(YOUR INSTRUCTIONS)
The records that follow are to be repeated without alteration.

Dataset excerpts
Begin

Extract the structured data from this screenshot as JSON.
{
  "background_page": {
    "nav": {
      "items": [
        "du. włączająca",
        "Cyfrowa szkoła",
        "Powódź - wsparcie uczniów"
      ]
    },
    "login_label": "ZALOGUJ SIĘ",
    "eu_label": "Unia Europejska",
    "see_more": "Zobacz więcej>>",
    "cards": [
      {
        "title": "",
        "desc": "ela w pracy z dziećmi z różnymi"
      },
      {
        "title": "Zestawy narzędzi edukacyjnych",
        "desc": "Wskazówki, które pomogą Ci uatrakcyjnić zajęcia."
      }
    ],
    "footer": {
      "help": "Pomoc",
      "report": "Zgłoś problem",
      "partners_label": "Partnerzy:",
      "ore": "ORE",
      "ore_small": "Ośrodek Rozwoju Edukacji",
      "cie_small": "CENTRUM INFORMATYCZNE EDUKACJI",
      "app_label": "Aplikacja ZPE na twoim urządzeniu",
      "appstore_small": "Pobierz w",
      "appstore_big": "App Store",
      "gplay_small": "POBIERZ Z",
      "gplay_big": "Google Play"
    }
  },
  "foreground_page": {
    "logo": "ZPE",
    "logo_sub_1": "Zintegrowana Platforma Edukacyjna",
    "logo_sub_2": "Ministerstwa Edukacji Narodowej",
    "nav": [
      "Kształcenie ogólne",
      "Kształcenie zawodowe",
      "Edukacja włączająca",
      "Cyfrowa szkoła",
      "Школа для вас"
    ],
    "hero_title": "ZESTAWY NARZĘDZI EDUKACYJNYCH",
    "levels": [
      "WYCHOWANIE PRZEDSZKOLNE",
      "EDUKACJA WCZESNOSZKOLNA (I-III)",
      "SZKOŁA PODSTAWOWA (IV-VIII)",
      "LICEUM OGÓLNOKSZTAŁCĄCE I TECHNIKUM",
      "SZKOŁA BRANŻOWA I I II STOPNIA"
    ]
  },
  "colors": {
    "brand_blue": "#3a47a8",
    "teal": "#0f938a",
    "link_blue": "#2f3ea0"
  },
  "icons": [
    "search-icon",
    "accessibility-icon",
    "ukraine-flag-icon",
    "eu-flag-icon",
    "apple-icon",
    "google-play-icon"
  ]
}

End

(TASK OUTPUT)
Extract the structured data from this screenshot as JSON.
{
  "background_page": {
    "nav": {
      "items": [
        "du. włączająca",
        "Cyfrowa szkoła",
        "Powódź - wsparcie uczniów"
      ]
    },
    "login_label": "ZALOGUJ SIĘ",
    "eu_label": "Unia Europejska",
    "see_more": "Zobacz więcej>>",
    "cards": [
      {
        "title": "",
        "desc": "ela w pracy z dziećmi z różnymi"
      },
      {
        "title": "Zestawy narzędzi edukacyjnych",
        "desc": "Wskazówki, które pomogą Ci uatrakcyjnić zajęcia."
      }
    ],
    "footer": {
      "help": "Pomoc",
      "report": "Zgłoś problem",
      "partners_label": "Partnerzy:",
      "ore": "ORE",
      "ore_small": "Ośrodek Rozwoju Edukacji",
      "cie_small": "CENTRUM INFORMATYCZNE EDUKACJI",
      "app_label": "Aplikacja ZPE na twoim urządzeniu",
      "appstore_small": "Pobierz w",
      "appstore_big": "App Store",
      "gplay_small": "POBIERZ Z",
      "gplay_big": "Google Play"
    }
  },
  "foreground_page": {
    "logo": "ZPE",
    "logo_sub_1": "Zintegrowana Platforma Edukacyjna",
    "logo_sub_2": "Ministerstwa Edukacji Narodowej",
    "nav": [
      "Kształcenie ogólne",
      "Kształcenie zawodowe",
      "Edukacja włączająca",
      "Cyfrowa szkoła",
      "Школа для вас"
    ],
    "hero_title": "ZESTAWY NARZĘDZI EDUKACYJNYCH",
    "levels": [
      "WYCHOWANIE PRZEDSZKOLNE",
      "EDUKACJA WCZESNOSZKOLNA (I-III)",
      "SZKOŁA PODSTAWOWA (IV-VIII)",
      "LICEUM OGÓLNOKSZTAŁCĄCE I TECHNIKUM",
      "SZKOŁA BRANŻOWA I I II STOPNIA"
    ]
  },
  "colors": {
    "brand_blue": "#3a47a8",
    "teal": "#0f938a",
    "link_blue": "#2f3ea0"
  },
  "icons": [
    "search-icon",
    "accessibility-icon",
    "ukraine-flag-icon",
    "eu-flag-icon",
    "apple-icon",
    "google-play-icon"
  ]
}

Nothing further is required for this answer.